WHAT THIS TASK INVOLVES:
Report every line in the listing below where the string "Number" shows up.

DATASET ROWS:
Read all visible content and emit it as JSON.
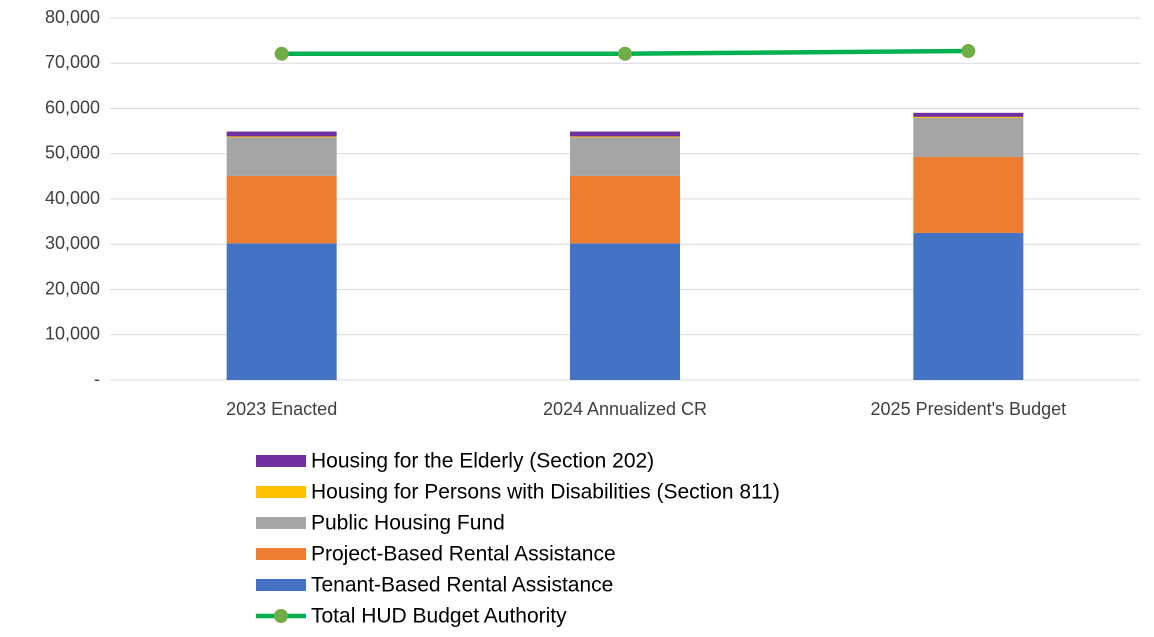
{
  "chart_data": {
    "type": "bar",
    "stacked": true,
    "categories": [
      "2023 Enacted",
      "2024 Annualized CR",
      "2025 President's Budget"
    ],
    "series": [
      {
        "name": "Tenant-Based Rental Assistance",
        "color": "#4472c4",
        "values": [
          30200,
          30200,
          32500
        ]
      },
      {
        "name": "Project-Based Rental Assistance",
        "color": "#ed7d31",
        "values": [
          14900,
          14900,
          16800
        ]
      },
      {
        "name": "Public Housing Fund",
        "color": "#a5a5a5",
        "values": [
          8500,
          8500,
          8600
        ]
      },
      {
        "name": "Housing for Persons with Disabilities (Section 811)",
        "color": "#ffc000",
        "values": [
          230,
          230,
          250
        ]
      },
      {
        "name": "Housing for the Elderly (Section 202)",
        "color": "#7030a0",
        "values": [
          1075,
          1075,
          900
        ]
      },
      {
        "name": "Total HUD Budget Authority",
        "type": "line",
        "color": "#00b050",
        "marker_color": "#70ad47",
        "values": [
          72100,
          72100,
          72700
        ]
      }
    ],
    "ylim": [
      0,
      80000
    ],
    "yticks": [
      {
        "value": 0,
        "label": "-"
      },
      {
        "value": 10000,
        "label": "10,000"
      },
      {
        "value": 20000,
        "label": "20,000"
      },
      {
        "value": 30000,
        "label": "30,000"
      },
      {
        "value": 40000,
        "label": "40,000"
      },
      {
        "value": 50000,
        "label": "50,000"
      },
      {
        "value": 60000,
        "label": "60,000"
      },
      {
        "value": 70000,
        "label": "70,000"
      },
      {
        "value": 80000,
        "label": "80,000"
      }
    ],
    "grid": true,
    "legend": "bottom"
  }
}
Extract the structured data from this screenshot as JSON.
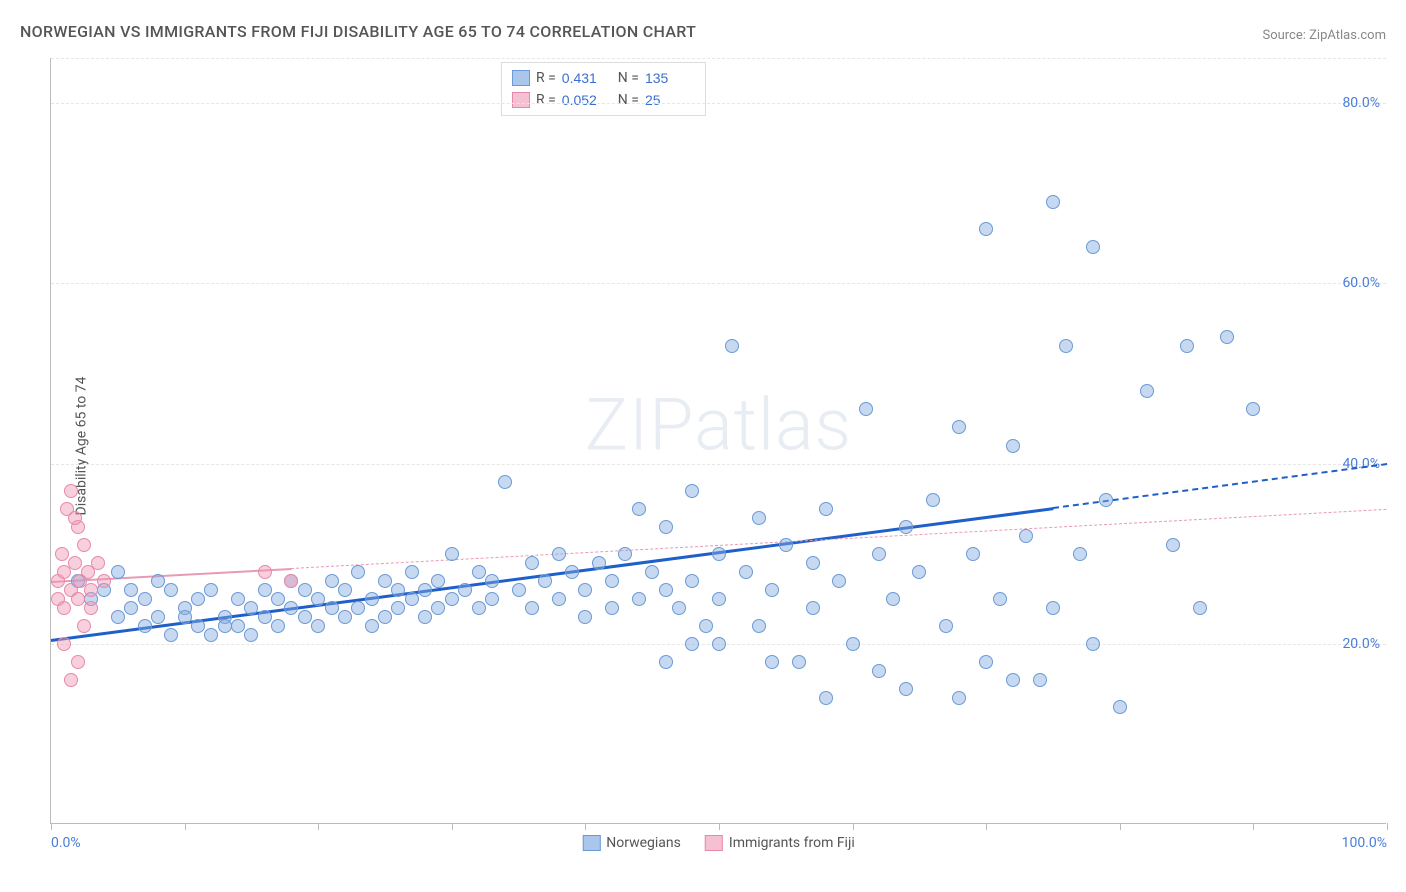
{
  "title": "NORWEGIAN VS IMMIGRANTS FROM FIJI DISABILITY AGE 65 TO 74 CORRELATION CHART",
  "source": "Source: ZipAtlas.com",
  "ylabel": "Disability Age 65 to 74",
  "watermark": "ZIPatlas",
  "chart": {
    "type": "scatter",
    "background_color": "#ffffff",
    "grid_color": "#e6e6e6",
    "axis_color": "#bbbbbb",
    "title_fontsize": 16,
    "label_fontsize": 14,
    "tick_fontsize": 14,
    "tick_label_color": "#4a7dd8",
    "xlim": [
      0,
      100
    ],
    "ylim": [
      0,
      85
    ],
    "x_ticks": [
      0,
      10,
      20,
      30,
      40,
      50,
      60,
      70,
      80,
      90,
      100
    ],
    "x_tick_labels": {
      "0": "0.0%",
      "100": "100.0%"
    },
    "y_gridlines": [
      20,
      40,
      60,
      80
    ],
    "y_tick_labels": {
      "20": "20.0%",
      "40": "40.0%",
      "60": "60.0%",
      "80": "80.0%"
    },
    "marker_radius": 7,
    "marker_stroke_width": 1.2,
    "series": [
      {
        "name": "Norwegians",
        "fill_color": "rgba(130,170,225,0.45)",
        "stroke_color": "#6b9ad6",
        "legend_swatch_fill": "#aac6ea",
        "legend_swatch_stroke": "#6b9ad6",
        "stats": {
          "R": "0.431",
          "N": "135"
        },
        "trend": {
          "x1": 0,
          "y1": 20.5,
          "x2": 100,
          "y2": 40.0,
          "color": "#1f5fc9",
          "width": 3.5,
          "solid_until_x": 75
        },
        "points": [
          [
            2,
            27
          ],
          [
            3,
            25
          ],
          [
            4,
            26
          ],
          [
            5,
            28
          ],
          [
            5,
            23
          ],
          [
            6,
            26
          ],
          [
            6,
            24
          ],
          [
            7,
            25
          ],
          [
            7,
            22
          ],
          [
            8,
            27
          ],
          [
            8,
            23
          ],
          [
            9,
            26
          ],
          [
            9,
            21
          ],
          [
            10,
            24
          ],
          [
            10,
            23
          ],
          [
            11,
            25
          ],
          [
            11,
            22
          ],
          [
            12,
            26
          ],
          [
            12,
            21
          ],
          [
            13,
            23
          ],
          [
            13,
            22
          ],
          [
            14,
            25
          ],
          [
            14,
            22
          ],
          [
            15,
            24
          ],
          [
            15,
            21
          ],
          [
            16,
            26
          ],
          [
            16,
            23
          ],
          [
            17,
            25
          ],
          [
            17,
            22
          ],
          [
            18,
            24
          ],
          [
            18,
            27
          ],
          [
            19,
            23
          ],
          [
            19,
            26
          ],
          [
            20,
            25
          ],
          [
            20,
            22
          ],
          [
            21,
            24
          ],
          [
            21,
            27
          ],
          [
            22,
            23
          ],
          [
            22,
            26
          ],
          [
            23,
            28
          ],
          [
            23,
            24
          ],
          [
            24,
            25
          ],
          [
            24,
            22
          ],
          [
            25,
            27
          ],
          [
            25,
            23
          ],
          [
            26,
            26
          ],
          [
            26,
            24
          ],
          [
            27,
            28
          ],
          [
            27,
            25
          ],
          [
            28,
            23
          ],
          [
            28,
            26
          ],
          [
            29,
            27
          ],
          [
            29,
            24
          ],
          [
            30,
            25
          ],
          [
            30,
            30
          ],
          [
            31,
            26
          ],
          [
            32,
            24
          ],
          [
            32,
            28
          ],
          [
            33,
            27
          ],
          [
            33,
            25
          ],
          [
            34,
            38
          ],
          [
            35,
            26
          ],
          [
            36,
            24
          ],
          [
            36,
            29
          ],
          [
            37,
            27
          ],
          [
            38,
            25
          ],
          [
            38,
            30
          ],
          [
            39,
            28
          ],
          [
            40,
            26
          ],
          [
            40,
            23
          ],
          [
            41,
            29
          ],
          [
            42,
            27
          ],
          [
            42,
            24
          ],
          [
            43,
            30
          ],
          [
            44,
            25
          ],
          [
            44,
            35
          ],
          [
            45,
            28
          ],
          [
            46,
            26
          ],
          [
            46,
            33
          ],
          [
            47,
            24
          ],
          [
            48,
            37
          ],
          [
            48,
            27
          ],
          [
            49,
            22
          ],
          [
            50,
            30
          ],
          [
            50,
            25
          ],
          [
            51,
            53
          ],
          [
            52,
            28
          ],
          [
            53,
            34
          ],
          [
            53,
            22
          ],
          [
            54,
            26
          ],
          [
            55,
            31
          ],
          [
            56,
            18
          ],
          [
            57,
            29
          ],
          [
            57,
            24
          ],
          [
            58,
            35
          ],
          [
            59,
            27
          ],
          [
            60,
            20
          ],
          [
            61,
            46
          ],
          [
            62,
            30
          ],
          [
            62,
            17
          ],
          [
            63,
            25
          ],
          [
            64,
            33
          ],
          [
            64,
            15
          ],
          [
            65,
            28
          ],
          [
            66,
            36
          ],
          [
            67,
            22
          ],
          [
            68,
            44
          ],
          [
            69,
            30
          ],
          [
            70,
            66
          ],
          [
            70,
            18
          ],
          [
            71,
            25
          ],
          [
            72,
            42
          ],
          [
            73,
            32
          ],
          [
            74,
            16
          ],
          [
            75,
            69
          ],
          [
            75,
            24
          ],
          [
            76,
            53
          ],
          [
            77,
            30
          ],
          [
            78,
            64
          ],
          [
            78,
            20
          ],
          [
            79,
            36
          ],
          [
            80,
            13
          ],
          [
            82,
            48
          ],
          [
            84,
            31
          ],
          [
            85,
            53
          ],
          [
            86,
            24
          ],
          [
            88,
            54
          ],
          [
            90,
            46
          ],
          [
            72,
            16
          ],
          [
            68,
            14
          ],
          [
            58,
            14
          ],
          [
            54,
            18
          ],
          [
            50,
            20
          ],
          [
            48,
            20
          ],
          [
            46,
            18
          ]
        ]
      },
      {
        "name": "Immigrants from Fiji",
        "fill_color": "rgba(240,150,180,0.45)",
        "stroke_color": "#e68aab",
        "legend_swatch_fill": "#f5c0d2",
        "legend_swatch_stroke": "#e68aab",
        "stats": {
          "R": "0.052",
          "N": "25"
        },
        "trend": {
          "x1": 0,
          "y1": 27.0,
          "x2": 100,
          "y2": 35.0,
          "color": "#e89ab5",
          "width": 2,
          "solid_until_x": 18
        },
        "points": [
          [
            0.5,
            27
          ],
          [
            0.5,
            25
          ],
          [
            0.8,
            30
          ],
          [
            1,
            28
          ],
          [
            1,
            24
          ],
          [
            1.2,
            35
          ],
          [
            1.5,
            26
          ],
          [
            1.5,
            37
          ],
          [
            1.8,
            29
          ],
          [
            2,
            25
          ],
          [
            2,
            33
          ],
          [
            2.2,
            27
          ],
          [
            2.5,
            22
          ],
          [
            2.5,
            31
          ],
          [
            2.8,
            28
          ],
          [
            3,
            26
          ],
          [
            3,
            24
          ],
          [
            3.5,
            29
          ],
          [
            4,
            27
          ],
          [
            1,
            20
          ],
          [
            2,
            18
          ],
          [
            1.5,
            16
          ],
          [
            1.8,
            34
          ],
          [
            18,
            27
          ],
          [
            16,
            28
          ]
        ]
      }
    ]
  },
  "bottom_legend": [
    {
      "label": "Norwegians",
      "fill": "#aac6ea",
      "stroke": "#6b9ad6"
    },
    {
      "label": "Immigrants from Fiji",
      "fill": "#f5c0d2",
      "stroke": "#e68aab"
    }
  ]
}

==

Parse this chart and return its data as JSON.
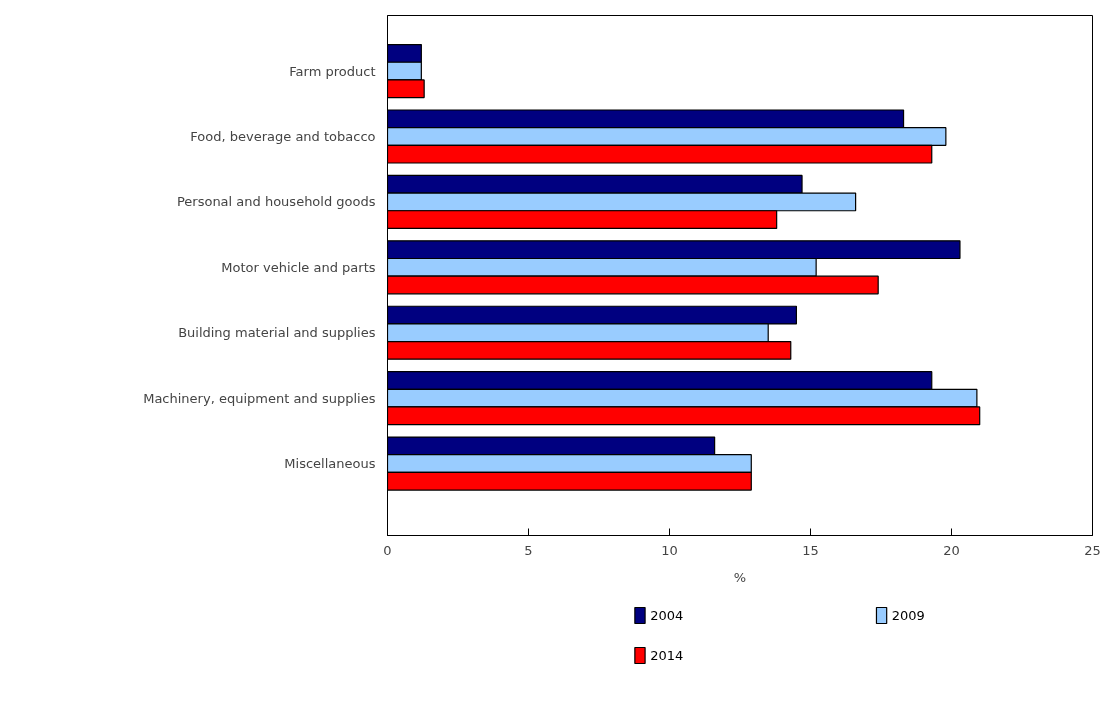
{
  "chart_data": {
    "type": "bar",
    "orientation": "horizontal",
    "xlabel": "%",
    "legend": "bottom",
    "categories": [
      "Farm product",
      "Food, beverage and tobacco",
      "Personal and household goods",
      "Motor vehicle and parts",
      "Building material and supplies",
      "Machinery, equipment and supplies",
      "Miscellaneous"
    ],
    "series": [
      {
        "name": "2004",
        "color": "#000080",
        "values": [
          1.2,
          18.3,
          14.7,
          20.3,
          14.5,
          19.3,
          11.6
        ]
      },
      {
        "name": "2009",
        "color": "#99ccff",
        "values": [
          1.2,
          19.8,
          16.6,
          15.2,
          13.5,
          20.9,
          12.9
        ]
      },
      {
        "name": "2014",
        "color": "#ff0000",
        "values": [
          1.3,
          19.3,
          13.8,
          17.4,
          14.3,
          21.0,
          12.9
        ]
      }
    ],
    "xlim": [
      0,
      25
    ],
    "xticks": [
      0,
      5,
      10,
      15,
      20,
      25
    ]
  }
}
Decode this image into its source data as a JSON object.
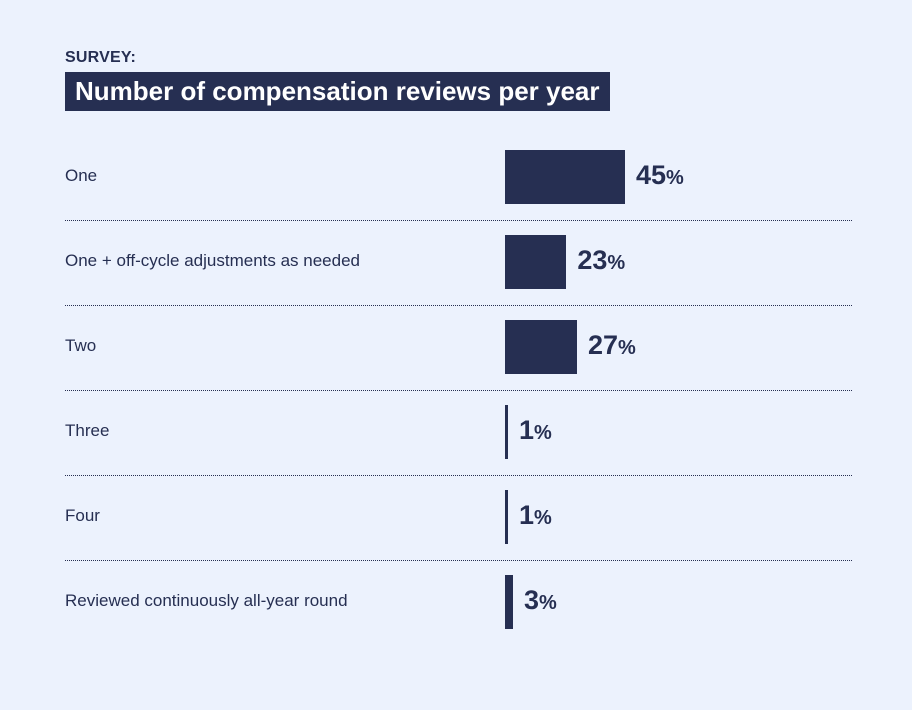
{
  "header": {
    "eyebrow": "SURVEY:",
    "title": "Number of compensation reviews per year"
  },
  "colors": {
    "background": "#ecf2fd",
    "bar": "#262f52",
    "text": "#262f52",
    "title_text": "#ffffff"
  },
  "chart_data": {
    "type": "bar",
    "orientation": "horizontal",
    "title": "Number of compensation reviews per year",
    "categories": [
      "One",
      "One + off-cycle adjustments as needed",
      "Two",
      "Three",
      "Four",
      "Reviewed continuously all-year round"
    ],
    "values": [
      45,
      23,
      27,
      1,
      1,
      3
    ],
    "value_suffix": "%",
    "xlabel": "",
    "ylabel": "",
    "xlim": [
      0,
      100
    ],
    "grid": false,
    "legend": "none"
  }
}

==

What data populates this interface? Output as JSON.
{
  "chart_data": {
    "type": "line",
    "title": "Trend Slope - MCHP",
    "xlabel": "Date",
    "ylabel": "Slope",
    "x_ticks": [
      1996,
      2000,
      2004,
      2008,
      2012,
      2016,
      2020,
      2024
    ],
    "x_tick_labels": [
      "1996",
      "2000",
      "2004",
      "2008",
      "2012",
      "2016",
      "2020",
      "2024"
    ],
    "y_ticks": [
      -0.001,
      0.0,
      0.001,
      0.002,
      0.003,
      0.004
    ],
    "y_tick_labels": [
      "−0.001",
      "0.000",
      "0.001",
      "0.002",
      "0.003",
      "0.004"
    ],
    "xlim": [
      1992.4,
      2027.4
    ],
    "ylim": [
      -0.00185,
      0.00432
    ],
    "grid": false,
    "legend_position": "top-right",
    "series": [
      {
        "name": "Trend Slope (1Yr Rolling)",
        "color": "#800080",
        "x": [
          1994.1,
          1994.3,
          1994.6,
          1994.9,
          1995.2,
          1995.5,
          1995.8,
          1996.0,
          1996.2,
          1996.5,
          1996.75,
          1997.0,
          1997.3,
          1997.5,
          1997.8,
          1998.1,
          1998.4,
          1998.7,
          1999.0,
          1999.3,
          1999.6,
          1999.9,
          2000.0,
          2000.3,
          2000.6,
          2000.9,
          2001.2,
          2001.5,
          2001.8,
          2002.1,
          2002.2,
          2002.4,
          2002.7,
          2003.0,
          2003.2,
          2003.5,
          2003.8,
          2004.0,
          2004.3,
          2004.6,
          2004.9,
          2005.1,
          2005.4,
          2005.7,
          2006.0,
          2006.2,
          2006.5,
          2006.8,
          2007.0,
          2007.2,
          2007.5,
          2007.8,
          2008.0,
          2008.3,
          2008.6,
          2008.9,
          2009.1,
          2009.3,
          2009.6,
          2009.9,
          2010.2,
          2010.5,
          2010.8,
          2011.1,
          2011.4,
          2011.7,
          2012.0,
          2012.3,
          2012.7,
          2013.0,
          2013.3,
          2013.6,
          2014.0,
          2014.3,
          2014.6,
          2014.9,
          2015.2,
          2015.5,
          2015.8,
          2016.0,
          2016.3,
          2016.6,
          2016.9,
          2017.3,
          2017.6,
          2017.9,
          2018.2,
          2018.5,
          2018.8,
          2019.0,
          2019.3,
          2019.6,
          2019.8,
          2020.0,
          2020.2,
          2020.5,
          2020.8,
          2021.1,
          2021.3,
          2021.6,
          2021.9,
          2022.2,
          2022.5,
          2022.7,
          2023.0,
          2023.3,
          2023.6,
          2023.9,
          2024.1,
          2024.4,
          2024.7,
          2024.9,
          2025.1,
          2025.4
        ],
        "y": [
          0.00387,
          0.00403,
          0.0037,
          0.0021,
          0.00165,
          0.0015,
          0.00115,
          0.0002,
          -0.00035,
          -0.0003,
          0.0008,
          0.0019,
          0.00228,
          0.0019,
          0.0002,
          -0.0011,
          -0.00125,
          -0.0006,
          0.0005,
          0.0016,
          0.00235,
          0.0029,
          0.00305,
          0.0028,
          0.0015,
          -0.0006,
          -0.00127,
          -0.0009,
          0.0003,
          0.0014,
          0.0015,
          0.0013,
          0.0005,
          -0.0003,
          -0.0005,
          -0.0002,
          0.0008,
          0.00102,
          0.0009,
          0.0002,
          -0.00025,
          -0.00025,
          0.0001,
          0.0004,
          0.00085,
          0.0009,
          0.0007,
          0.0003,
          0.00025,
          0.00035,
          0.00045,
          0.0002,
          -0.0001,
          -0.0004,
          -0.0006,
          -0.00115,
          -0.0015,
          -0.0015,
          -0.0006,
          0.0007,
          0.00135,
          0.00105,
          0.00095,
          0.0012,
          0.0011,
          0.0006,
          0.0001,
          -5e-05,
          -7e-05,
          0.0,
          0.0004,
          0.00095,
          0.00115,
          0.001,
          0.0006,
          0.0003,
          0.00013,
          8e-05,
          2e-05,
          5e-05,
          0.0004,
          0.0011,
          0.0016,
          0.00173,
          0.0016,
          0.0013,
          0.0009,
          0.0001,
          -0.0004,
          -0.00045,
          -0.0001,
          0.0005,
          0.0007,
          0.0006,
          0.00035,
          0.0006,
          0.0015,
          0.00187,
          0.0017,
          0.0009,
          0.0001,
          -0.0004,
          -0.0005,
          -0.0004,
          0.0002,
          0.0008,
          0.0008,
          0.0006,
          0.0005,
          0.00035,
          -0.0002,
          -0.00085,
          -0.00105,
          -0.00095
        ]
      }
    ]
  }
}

COMPLETE OUTPUT:
    "title": "Number of compensation reviews per year"
    "title": "Number of compensation reviews per year",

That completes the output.